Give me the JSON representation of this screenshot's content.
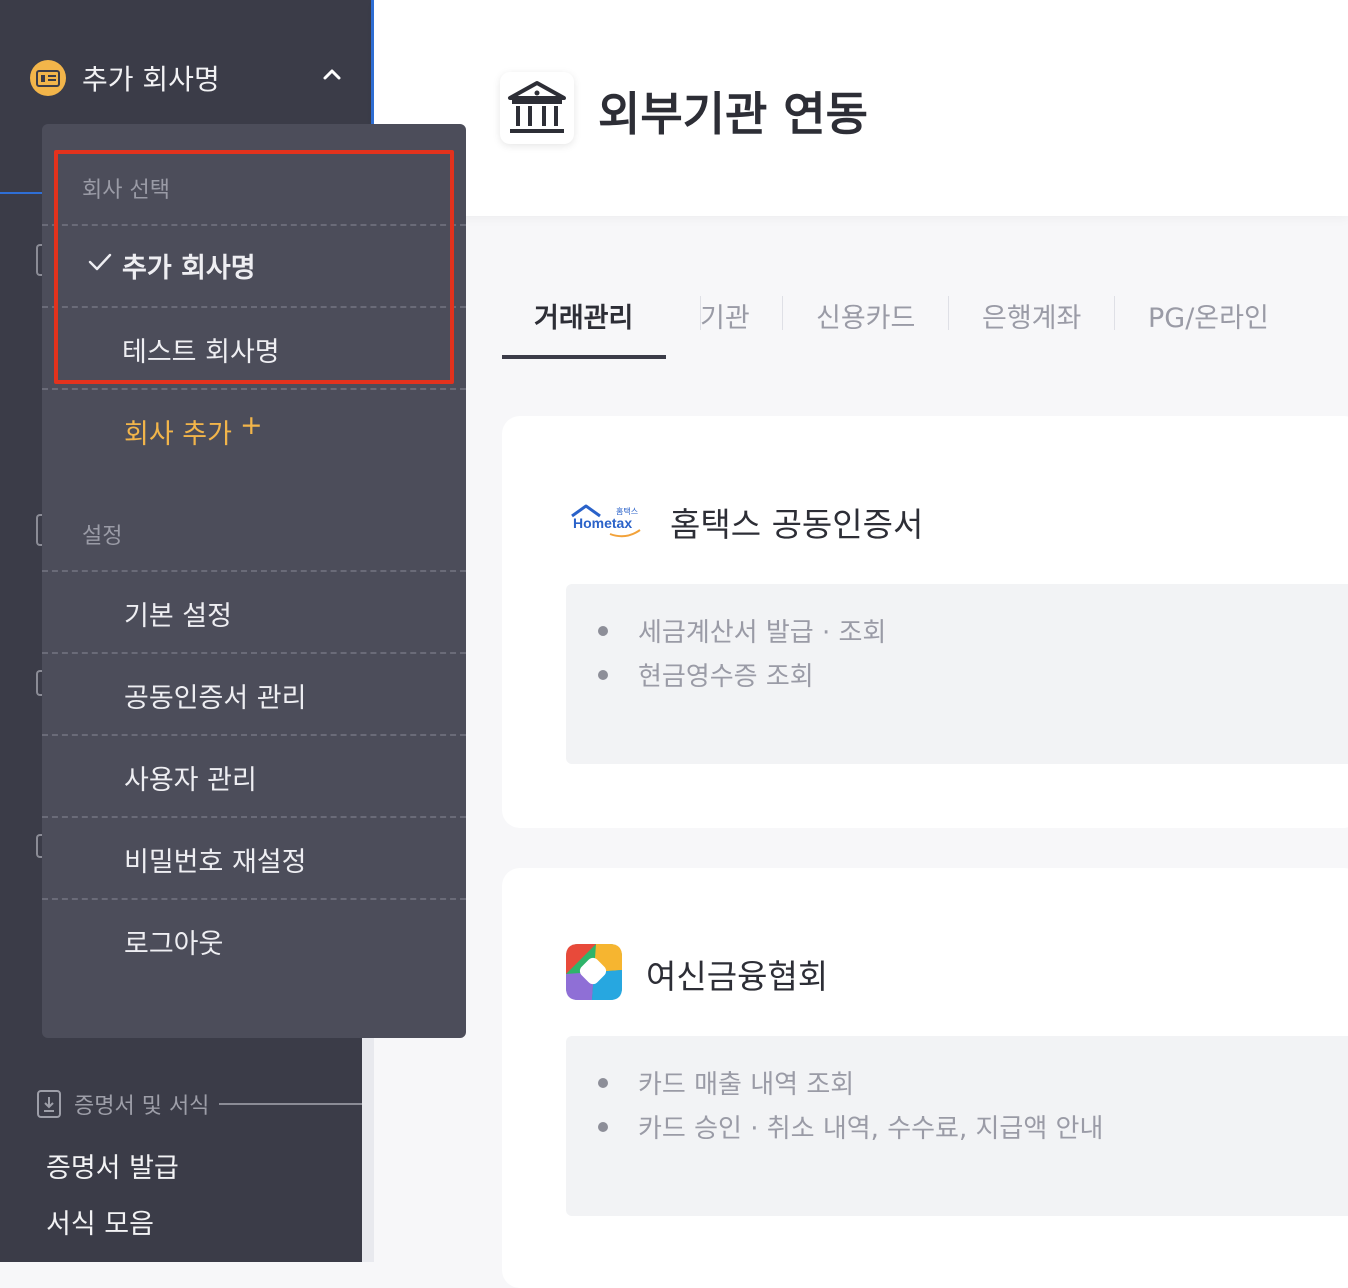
{
  "sidebar": {
    "company_name": "추가 회사명",
    "certificate_section_label": "증명서 및 서식",
    "certificate_links": [
      "증명서 발급",
      "서식 모음"
    ]
  },
  "dropdown": {
    "company_select_header": "회사 선택",
    "companies": [
      {
        "name": "추가 회사명",
        "selected": true
      },
      {
        "name": "테스트 회사명",
        "selected": false
      }
    ],
    "add_company": "회사 추가",
    "add_icon": "+",
    "settings_header": "설정",
    "settings_items": [
      "기본 설정",
      "공동인증서 관리",
      "사용자 관리",
      "비밀번호 재설정",
      "로그아웃"
    ]
  },
  "main": {
    "title": "외부기관 연동",
    "tabs": [
      "거래관리",
      "기관",
      "신용카드",
      "은행계좌",
      "PG/온라인"
    ],
    "active_tab": "거래관리",
    "cards": [
      {
        "logo_text": "Hometax",
        "logo_small": "홈택스",
        "title": "홈택스 공동인증서",
        "features": [
          "세금계산서 발급 · 조회",
          "현금영수증 조회"
        ]
      },
      {
        "title": "여신금융협회",
        "features": [
          "카드 매출 내역 조회",
          "카드 승인 · 취소 내역, 수수료, 지급액 안내"
        ]
      }
    ]
  },
  "colors": {
    "sidebar_bg": "#3b3c48",
    "dropdown_bg": "#4c4d5a",
    "accent_orange": "#f2b54a",
    "highlight_red": "#e3321d"
  },
  "icons": [
    "company-icon",
    "chevron-up-icon",
    "check-icon",
    "plus-icon",
    "bank-icon",
    "download-icon",
    "hometax-logo",
    "crefia-logo"
  ]
}
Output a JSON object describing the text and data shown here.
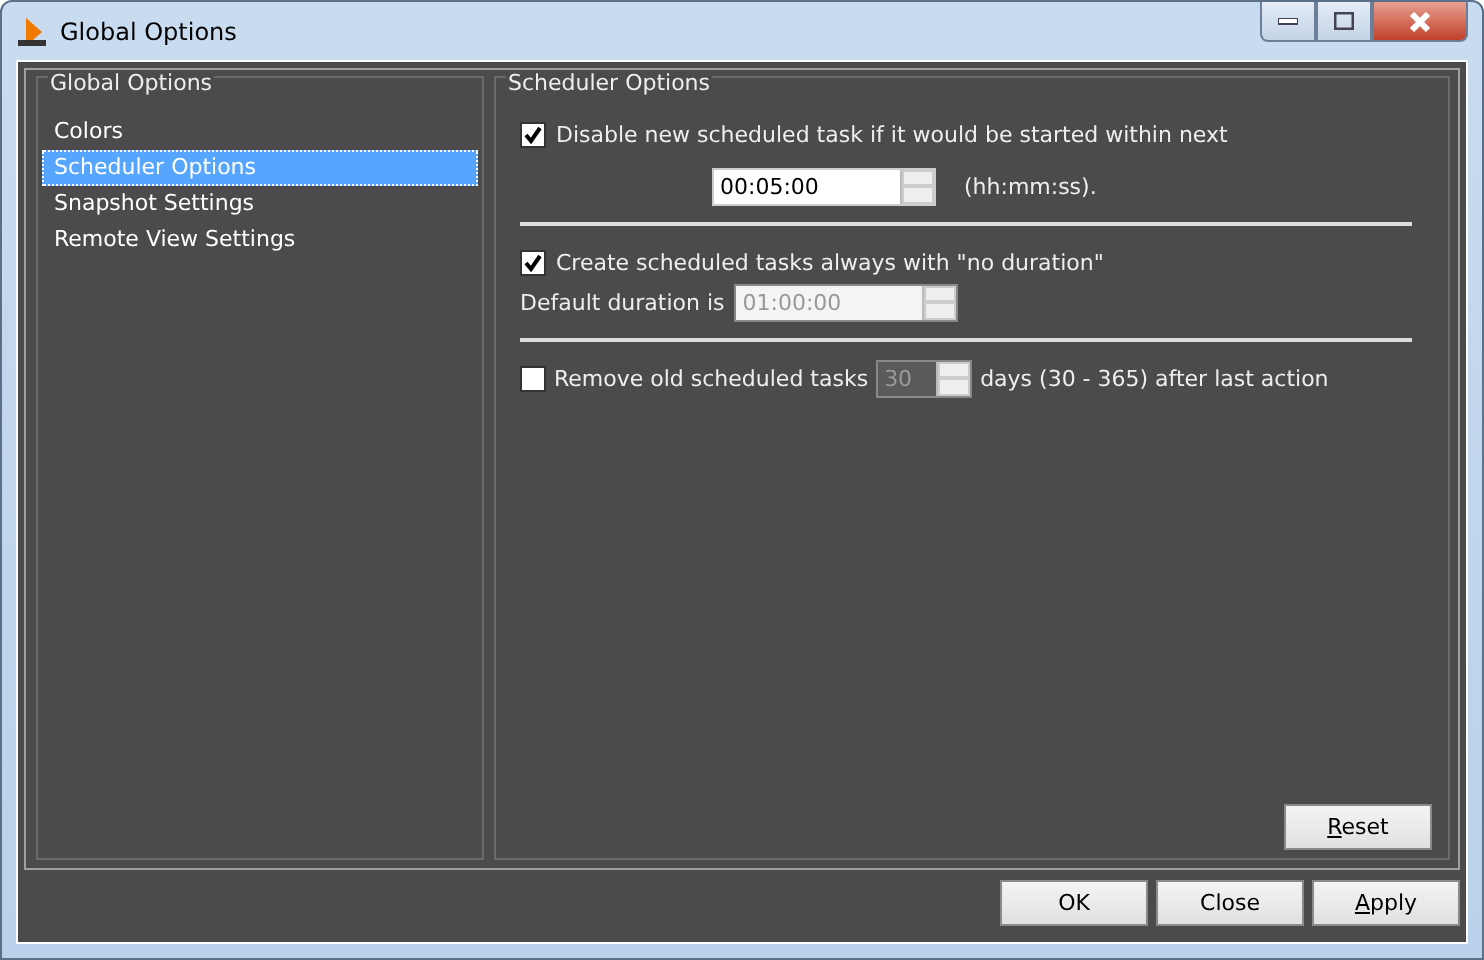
{
  "window": {
    "title": "Global Options"
  },
  "sidebar": {
    "title": "Global Options",
    "items": [
      {
        "label": "Colors",
        "selected": false
      },
      {
        "label": "Scheduler Options",
        "selected": true
      },
      {
        "label": "Snapshot Settings",
        "selected": false
      },
      {
        "label": "Remote View Settings",
        "selected": false
      }
    ]
  },
  "panel": {
    "title": "Scheduler Options",
    "disable_task": {
      "label": "Disable new scheduled task if it would be started within next",
      "checked": true,
      "spin": {
        "value": "00:05:00",
        "disabled": false
      },
      "suffix": "(hh:mm:ss)."
    },
    "no_duration": {
      "label": "Create scheduled tasks always with \"no duration\"",
      "checked": true,
      "prefix": "Default duration is",
      "spin": {
        "value": "01:00:00",
        "disabled": true
      }
    },
    "remove_old": {
      "label": "Remove old scheduled tasks",
      "checked": false,
      "spin": {
        "value": "30",
        "disabled": true
      },
      "suffix": "days (30 - 365) after last action"
    },
    "reset": {
      "label": "Reset",
      "mnemonic": true
    }
  },
  "buttons": [
    {
      "label": "OK",
      "mnemonic": false
    },
    {
      "label": "Close",
      "mnemonic": false
    },
    {
      "label": "Apply",
      "mnemonic": true
    }
  ]
}
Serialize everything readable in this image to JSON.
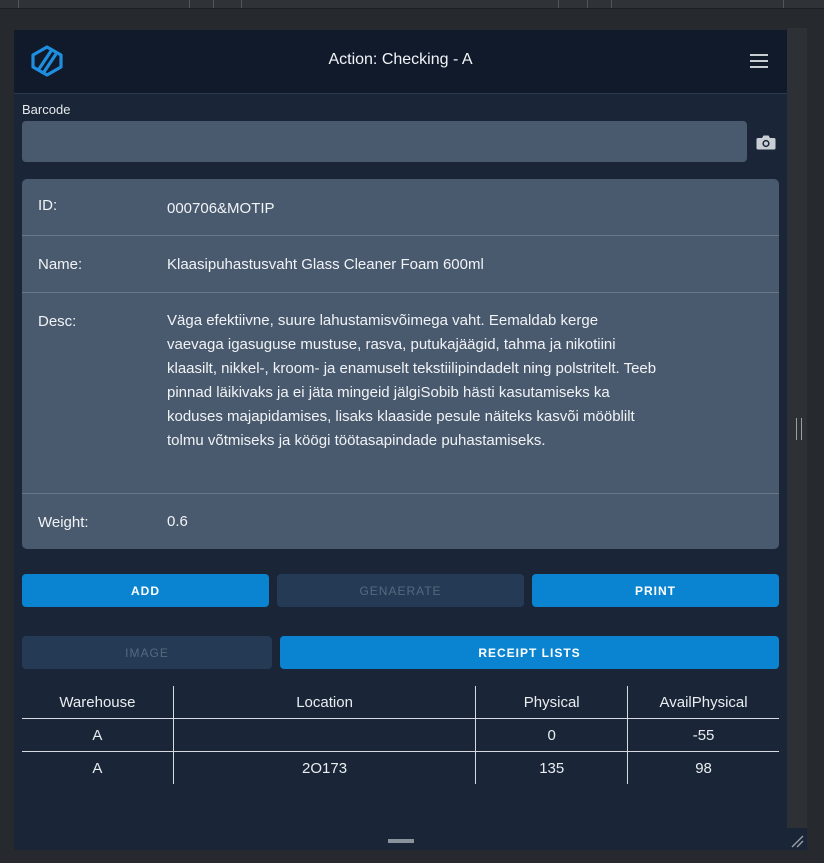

------------

__INSTRUCTIONS FOR THE TASK__: Your answer should be a single number: the count of lines in the entries that contain the word "JSON".

__TASK SOLUTION__: 3